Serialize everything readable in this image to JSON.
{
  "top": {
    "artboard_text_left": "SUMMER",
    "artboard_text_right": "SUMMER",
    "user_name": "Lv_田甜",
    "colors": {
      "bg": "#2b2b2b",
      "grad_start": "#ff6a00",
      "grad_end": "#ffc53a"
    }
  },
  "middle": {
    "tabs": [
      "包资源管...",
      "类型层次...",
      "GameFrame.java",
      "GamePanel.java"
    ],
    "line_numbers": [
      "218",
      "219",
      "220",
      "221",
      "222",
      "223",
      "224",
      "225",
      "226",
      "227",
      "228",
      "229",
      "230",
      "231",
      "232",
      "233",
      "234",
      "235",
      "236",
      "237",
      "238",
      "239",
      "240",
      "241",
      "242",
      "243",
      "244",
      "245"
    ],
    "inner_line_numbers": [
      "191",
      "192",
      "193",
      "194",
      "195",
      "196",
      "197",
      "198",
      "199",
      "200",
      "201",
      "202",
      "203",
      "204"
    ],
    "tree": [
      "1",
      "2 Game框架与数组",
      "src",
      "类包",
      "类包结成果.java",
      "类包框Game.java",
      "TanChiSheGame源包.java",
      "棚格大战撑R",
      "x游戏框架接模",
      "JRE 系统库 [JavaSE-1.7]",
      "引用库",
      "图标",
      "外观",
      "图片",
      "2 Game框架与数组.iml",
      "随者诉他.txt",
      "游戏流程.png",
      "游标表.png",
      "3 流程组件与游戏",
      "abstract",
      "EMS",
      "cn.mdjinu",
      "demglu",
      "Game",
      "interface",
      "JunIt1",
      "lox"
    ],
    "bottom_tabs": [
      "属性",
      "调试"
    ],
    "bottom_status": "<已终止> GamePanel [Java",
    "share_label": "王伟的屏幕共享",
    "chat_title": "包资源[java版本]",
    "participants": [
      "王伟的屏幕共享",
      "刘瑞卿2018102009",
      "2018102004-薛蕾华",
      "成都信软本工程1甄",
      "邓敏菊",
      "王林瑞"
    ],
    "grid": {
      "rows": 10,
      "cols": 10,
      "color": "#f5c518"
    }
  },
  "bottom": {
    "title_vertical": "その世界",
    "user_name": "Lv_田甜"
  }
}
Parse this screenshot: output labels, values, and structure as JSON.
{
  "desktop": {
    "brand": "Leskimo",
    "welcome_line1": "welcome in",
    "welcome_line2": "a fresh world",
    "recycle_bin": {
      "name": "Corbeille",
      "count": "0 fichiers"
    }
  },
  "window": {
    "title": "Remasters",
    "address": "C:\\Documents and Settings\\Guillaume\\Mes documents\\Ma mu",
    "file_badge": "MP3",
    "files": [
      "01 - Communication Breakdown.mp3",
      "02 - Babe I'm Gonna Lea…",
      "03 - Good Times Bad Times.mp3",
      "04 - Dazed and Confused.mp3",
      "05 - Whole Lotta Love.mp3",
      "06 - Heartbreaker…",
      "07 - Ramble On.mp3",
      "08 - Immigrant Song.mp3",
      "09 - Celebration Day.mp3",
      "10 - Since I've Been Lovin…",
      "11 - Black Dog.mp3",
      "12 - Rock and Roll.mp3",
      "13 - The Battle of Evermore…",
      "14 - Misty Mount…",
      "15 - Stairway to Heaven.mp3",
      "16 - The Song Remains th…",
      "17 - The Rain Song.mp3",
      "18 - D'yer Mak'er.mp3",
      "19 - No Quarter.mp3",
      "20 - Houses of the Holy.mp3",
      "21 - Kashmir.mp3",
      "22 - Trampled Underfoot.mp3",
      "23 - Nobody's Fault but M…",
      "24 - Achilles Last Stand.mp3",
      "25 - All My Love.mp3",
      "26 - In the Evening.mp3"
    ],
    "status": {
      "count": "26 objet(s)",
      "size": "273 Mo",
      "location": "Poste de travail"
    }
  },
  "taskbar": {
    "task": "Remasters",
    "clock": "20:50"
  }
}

• _Your objective_: Every line that holds the word "Love" counts once; state the total number of such lines and nothing else.

• _Correct response_: 2